> _EXERCISE OBJECTIVE_
Note each line of the listing that contains the string "with", and copy it.

-- start DATA SUPPLIED --

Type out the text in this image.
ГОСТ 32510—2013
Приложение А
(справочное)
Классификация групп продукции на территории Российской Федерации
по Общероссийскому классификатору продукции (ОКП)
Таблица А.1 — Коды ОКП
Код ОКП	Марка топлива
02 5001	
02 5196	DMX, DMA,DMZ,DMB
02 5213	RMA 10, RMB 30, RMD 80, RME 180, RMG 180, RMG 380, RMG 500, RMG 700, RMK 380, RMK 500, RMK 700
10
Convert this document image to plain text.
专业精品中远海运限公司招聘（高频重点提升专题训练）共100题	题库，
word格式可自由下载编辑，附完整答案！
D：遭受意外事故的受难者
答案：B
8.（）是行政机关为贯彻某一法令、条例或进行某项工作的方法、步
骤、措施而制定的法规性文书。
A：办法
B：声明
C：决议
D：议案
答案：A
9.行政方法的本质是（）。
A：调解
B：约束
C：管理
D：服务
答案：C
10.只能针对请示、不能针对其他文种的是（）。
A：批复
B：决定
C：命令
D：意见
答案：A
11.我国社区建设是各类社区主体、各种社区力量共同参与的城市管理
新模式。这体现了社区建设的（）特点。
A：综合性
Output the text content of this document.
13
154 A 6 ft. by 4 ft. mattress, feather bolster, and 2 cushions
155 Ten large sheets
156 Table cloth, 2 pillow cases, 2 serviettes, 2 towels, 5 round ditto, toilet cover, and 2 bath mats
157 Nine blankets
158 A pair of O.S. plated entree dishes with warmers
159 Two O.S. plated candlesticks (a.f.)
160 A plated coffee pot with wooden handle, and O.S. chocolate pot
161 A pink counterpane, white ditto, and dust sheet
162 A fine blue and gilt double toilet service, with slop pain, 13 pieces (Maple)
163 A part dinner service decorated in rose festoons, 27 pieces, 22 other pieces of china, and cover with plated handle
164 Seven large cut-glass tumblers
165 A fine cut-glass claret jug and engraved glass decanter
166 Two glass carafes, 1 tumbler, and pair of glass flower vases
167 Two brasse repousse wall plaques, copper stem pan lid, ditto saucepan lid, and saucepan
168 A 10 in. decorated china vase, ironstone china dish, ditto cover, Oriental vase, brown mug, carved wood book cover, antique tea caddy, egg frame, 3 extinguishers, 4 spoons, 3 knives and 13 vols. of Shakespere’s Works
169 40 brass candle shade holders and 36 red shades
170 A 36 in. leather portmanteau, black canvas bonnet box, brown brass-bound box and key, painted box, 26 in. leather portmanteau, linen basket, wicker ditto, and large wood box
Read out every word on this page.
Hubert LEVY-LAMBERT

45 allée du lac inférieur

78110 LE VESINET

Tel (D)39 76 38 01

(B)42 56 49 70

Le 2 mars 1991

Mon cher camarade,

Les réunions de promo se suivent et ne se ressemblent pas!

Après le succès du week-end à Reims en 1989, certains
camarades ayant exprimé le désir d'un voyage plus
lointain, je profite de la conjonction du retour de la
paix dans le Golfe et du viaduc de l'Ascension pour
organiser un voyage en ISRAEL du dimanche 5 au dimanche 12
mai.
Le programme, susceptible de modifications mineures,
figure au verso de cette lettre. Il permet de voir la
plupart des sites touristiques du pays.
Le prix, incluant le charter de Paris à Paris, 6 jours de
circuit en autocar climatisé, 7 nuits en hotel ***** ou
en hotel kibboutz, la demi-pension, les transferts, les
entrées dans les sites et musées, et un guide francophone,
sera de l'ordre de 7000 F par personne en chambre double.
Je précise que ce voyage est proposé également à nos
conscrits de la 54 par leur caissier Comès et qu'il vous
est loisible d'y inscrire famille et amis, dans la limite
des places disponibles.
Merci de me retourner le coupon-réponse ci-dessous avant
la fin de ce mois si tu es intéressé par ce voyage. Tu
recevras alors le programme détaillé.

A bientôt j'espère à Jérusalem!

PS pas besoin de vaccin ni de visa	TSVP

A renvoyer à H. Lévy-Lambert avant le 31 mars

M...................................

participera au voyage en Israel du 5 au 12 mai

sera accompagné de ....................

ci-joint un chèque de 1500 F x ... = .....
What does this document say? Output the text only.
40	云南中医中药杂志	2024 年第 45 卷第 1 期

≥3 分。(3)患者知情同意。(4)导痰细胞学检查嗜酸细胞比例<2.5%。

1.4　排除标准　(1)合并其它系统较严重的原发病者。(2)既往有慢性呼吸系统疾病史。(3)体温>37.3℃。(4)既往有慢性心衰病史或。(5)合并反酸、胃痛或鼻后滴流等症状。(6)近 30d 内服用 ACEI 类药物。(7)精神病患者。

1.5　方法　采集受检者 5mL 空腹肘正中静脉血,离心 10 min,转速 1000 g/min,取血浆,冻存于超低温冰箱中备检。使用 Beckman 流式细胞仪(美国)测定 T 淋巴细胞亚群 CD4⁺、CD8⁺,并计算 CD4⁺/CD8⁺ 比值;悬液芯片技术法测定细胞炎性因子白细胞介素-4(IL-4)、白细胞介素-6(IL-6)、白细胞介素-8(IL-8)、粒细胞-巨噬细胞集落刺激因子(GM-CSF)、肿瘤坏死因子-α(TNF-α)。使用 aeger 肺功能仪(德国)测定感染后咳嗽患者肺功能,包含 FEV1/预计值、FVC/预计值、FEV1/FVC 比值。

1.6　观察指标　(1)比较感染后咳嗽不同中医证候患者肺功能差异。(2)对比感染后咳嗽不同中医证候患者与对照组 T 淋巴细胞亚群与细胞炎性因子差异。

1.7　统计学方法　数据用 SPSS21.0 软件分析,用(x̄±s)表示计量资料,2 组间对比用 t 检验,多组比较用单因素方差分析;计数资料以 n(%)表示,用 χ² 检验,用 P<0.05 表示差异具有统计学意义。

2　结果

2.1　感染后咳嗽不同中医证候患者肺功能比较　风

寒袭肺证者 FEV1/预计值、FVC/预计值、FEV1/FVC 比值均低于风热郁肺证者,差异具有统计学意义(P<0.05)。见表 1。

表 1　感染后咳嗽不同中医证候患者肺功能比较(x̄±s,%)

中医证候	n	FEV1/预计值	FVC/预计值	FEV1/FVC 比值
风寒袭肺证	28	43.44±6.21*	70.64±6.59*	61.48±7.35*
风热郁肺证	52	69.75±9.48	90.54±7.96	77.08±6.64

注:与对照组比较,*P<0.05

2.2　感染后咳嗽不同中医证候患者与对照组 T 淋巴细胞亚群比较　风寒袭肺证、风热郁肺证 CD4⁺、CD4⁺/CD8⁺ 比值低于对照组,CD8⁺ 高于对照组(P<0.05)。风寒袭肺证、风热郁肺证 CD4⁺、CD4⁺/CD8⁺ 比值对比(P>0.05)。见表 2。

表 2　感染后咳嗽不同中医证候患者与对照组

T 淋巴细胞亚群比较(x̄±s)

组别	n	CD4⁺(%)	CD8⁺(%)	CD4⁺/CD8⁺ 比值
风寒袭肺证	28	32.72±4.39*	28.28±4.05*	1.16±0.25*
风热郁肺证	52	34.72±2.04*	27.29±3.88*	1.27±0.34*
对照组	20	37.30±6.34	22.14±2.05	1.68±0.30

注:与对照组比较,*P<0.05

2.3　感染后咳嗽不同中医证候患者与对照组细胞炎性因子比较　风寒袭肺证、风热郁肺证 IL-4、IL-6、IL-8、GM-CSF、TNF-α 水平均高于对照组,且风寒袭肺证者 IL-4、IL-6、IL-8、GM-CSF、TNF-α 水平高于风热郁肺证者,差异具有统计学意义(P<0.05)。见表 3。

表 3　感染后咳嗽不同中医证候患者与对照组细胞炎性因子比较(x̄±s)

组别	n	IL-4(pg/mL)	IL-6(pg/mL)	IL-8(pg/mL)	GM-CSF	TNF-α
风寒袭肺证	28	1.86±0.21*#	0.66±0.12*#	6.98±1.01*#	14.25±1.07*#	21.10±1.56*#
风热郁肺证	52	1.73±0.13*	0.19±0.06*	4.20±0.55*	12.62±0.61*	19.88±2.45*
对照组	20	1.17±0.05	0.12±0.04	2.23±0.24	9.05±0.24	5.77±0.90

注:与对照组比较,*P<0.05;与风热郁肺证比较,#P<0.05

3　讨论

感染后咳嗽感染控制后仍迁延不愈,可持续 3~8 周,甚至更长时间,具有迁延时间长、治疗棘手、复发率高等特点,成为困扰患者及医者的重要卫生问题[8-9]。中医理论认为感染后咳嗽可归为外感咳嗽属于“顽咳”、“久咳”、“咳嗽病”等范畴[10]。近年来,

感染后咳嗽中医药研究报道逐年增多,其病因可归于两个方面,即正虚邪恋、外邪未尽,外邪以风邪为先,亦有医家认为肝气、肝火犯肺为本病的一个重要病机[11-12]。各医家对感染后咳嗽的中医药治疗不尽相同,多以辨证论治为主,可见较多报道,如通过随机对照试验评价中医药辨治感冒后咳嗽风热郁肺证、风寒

-- end DATA SUPPLIED --

> _EXERCISE OUTPUT_
158 A pair of O.S. plated entree dishes with warmers
160 A plated coffee pot with wooden handle, and O.S. chocolate pot
162 A fine blue and gilt double toilet service, with slop pain, 13 pieces (Maple)
163 A part dinner service decorated in rose festoons, 27 pieces, 22 other pieces of china, and cover with plated handle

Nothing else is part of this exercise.